Records shown:
************

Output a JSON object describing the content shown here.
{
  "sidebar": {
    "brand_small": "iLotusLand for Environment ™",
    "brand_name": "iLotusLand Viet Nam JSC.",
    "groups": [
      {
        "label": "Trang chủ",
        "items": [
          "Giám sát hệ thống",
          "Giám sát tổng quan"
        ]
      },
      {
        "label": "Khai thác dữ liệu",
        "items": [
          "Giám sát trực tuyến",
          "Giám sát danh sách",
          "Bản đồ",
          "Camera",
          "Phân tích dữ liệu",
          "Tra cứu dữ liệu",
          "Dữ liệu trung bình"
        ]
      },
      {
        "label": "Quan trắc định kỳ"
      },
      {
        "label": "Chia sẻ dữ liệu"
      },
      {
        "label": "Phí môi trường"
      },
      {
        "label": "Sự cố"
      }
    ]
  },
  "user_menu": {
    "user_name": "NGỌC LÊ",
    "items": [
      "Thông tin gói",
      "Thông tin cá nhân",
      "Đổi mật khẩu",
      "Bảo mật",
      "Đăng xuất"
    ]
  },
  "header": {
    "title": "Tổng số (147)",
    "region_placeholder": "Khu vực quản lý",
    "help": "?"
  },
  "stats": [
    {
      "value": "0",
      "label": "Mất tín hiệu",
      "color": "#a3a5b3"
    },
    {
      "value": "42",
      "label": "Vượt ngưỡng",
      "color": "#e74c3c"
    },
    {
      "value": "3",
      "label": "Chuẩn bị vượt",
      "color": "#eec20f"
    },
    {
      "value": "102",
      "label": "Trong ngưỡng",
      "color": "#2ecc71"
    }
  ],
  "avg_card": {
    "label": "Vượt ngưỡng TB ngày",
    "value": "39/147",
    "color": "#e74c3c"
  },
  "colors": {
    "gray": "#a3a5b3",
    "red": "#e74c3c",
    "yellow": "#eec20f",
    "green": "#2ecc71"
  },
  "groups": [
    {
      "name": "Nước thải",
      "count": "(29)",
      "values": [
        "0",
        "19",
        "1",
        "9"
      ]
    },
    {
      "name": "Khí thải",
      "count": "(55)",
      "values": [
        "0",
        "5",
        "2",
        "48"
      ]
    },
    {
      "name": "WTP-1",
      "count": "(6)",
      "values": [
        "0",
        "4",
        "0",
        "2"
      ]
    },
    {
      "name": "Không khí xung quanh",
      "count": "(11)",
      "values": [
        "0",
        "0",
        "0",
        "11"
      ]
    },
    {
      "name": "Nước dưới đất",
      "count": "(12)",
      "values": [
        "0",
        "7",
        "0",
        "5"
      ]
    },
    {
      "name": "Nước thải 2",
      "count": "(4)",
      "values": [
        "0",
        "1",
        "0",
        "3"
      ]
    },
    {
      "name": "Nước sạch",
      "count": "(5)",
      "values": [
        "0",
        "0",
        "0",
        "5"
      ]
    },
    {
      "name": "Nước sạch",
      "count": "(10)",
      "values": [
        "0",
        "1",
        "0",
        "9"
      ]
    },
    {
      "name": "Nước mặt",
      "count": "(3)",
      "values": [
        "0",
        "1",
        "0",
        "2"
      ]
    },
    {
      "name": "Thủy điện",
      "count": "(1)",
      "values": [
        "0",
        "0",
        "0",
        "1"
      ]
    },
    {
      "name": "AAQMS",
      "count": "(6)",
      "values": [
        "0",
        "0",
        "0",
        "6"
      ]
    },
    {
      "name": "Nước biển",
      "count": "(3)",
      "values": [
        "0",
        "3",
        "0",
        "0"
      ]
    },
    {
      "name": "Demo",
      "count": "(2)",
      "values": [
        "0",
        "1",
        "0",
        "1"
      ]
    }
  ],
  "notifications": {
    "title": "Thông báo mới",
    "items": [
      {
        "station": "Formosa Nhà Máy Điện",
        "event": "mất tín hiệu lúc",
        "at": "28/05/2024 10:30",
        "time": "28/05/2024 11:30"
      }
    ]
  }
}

************

What is expected: Return all of the above records exactly, leaving no line out.

Output for this exercise:
Output a JSON object describing the content shown here.
{
  "sidebar": {
    "brand_small": "iLotusLand for Environment ™",
    "brand_name": "iLotusLand Viet Nam JSC.",
    "groups": [
      {
        "label": "Trang chủ",
        "items": [
          "Giám sát hệ thống",
          "Giám sát tổng quan"
        ]
      },
      {
        "label": "Khai thác dữ liệu",
        "items": [
          "Giám sát trực tuyến",
          "Giám sát danh sách",
          "Bản đồ",
          "Camera",
          "Phân tích dữ liệu",
          "Tra cứu dữ liệu",
          "Dữ liệu trung bình"
        ]
      },
      {
        "label": "Quan trắc định kỳ"
      },
      {
        "label": "Chia sẻ dữ liệu"
      },
      {
        "label": "Phí môi trường"
      },
      {
        "label": "Sự cố"
      }
    ]
  },
  "user_menu": {
    "user_name": "NGỌC LÊ",
    "items": [
      "Thông tin gói",
      "Thông tin cá nhân",
      "Đổi mật khẩu",
      "Bảo mật",
      "Đăng xuất"
    ]
  },
  "header": {
    "title": "Tổng số (147)",
    "region_placeholder": "Khu vực quản lý",
    "help": "?"
  },
  "stats": [
    {
      "value": "0",
      "label": "Mất tín hiệu",
      "color": "#a3a5b3"
    },
    {
      "value": "42",
      "label": "Vượt ngưỡng",
      "color": "#e74c3c"
    },
    {
      "value": "3",
      "label": "Chuẩn bị vượt",
      "color": "#eec20f"
    },
    {
      "value": "102",
      "label": "Trong ngưỡng",
      "color": "#2ecc71"
    }
  ],
  "avg_card": {
    "label": "Vượt ngưỡng TB ngày",
    "value": "39/147",
    "color": "#e74c3c"
  },
  "colors": {
    "gray": "#a3a5b3",
    "red": "#e74c3c",
    "yellow": "#eec20f",
    "green": "#2ecc71"
  },
  "groups": [
    {
      "name": "Nước thải",
      "count": "(29)",
      "values": [
        "0",
        "19",
        "1",
        "9"
      ]
    },
    {
      "name": "Khí thải",
      "count": "(55)",
      "values": [
        "0",
        "5",
        "2",
        "48"
      ]
    },
    {
      "name": "WTP-1",
      "count": "(6)",
      "values": [
        "0",
        "4",
        "0",
        "2"
      ]
    },
    {
      "name": "Không khí xung quanh",
      "count": "(11)",
      "values": [
        "0",
        "0",
        "0",
        "11"
      ]
    },
    {
      "name": "Nước dưới đất",
      "count": "(12)",
      "values": [
        "0",
        "7",
        "0",
        "5"
      ]
    },
    {
      "name": "Nước thải 2",
      "count": "(4)",
      "values": [
        "0",
        "1",
        "0",
        "3"
      ]
    },
    {
      "name": "Nước sạch",
      "count": "(5)",
      "values": [
        "0",
        "0",
        "0",
        "5"
      ]
    },
    {
      "name": "Nước sạch",
      "count": "(10)",
      "values": [
        "0",
        "1",
        "0",
        "9"
      ]
    },
    {
      "name": "Nước mặt",
      "count": "(3)",
      "values": [
        "0",
        "1",
        "0",
        "2"
      ]
    },
    {
      "name": "Thủy điện",
      "count": "(1)",
      "values": [
        "0",
        "0",
        "0",
        "1"
      ]
    },
    {
      "name": "AAQMS",
      "count": "(6)",
      "values": [
        "0",
        "0",
        "0",
        "6"
      ]
    },
    {
      "name": "Nước biển",
      "count": "(3)",
      "values": [
        "0",
        "3",
        "0",
        "0"
      ]
    },
    {
      "name": "Demo",
      "count": "(2)",
      "values": [
        "0",
        "1",
        "0",
        "1"
      ]
    }
  ],
  "notifications": {
    "title": "Thông báo mới",
    "items": [
      {
        "station": "Formosa Nhà Máy Điện",
        "event": "mất tín hiệu lúc",
        "at": "28/05/2024 10:30",
        "time": "28/05/2024 11:30"
      }
    ]
  }
}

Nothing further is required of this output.